* begin *

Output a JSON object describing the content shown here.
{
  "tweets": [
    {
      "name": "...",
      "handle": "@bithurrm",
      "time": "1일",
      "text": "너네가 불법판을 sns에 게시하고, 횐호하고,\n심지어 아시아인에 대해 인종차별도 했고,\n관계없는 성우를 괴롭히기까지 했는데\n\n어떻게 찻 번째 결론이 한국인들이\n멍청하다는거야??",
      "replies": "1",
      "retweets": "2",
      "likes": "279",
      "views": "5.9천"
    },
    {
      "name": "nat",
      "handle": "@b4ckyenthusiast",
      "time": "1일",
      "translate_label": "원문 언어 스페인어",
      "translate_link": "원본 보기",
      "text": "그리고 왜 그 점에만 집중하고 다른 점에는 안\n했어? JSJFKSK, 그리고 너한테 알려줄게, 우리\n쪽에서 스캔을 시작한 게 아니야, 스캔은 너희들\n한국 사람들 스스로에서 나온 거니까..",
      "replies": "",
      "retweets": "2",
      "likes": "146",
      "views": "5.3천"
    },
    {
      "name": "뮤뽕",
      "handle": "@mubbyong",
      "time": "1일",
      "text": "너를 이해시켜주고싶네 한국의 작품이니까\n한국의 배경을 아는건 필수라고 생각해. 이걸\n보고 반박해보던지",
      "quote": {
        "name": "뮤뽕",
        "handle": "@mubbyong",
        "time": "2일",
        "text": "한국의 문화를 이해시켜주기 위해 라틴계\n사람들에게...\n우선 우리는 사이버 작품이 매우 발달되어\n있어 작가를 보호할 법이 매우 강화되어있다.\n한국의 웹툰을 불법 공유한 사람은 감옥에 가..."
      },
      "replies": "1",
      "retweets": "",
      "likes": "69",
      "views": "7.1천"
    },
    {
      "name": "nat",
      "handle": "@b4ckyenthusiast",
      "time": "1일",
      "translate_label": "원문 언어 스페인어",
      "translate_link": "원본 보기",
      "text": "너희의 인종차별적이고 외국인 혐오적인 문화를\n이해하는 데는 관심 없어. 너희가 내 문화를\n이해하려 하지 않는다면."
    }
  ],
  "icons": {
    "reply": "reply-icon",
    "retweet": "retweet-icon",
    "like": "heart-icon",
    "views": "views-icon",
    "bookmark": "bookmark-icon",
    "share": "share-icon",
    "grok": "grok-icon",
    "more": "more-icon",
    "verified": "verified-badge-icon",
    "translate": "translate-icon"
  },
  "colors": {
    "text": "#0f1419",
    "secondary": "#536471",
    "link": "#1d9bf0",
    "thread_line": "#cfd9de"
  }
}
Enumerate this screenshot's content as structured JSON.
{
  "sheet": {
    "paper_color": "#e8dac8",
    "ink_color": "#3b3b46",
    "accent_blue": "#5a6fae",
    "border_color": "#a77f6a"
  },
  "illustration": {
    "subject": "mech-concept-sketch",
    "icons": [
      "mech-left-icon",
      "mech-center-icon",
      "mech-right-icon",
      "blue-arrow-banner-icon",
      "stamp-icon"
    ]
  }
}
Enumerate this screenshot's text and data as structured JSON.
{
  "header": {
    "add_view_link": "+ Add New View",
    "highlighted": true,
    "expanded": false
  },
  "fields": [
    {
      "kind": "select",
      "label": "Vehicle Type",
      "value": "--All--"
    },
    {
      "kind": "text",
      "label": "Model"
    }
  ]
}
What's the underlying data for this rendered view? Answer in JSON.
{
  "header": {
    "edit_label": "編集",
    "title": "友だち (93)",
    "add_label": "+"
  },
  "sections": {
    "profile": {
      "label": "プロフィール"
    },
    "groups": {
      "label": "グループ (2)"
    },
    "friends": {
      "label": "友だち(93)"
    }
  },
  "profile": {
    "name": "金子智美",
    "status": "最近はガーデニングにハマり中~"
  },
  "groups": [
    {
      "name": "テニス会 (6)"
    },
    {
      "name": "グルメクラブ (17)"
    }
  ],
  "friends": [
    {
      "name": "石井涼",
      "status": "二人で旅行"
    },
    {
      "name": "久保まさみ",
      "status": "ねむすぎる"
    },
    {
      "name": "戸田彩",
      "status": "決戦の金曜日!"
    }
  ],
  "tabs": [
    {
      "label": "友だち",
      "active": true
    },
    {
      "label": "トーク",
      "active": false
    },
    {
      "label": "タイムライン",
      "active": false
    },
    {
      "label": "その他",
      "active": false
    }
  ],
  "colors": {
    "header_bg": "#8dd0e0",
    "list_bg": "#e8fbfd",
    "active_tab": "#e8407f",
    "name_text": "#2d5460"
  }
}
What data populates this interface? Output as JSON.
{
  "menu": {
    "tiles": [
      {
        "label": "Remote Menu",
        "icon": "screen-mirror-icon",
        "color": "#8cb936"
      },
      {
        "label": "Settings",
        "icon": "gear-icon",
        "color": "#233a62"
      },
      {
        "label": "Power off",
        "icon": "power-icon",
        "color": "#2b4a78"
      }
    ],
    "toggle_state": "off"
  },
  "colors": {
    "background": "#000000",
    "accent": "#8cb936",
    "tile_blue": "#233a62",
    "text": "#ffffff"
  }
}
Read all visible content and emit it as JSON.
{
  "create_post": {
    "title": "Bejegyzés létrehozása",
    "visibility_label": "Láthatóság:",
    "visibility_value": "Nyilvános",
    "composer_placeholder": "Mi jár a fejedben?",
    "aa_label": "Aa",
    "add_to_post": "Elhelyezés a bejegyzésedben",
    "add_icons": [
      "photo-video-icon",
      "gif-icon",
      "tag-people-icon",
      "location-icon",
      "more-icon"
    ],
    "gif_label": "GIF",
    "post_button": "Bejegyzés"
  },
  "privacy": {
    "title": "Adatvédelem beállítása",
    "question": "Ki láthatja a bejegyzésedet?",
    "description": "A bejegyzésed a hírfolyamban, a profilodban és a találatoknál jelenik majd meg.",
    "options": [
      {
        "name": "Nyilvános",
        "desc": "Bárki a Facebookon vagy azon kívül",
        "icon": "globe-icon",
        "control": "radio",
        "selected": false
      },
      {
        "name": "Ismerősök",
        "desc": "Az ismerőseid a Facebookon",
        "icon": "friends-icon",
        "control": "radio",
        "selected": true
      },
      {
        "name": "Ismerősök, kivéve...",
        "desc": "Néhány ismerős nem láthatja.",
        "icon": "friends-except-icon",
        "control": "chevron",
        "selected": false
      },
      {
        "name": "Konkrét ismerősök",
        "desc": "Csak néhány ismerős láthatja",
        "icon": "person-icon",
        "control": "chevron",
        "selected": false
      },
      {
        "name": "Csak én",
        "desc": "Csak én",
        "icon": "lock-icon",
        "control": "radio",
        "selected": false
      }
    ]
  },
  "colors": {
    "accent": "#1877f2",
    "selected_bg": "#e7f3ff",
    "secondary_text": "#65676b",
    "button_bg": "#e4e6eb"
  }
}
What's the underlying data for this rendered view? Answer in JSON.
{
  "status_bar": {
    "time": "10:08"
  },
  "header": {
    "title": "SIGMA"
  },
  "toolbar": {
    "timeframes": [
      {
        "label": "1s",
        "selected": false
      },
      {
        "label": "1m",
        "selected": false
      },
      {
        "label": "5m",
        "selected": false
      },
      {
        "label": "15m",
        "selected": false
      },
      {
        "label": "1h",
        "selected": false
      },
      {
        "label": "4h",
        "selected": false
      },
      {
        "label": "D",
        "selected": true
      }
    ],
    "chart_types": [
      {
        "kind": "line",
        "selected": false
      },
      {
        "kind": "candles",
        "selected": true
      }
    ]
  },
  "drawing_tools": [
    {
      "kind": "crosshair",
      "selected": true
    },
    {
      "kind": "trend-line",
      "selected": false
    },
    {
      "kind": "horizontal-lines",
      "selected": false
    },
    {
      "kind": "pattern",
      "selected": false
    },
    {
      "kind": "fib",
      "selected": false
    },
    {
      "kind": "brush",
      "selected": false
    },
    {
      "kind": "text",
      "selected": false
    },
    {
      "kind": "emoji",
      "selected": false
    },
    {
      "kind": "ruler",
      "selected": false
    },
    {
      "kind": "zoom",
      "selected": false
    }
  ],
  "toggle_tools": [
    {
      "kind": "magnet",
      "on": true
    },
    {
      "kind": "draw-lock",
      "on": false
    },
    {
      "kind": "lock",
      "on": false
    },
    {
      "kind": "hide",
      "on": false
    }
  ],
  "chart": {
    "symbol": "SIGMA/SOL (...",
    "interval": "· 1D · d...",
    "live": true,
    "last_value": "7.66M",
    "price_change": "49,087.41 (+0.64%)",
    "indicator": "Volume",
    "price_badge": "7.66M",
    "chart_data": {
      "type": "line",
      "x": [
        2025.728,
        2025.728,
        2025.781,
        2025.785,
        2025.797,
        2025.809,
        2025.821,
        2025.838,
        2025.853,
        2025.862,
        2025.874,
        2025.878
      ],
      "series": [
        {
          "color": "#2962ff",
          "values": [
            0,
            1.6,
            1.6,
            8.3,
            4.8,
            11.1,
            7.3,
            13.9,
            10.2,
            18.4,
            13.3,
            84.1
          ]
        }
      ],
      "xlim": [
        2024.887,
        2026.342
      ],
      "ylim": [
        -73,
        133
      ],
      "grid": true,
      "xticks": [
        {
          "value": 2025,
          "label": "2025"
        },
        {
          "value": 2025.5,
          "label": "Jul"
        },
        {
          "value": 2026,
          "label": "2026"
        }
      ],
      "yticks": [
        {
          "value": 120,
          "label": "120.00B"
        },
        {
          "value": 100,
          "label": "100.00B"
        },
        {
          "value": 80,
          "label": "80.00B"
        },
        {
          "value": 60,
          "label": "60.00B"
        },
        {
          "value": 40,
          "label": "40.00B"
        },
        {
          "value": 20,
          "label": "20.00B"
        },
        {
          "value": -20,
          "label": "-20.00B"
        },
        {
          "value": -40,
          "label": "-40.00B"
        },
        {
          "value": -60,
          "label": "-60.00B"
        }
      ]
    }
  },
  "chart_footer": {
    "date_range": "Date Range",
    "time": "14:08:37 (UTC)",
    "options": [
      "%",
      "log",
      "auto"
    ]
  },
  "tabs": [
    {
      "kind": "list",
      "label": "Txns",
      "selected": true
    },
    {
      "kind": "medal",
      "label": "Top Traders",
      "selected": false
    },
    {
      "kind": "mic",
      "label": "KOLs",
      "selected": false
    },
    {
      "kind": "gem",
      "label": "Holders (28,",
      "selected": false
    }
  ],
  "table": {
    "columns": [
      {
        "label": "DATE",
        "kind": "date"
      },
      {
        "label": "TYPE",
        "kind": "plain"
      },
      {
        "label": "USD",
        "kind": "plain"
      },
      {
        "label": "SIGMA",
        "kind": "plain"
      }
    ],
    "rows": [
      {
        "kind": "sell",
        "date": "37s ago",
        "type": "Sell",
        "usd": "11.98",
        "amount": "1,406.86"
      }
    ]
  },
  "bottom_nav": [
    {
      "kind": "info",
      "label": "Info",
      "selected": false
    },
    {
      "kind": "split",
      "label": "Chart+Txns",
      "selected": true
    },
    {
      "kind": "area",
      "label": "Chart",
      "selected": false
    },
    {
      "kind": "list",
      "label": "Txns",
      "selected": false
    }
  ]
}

* end *

● **WRITTEN TASK**
Where a line above contains the word "views", copy that line.

● **OUTPUT FOR THIS TASK**
      "views": "5.9천"
      "views": "5.3천"
      "views": "7.1천"
    "views": "views-icon",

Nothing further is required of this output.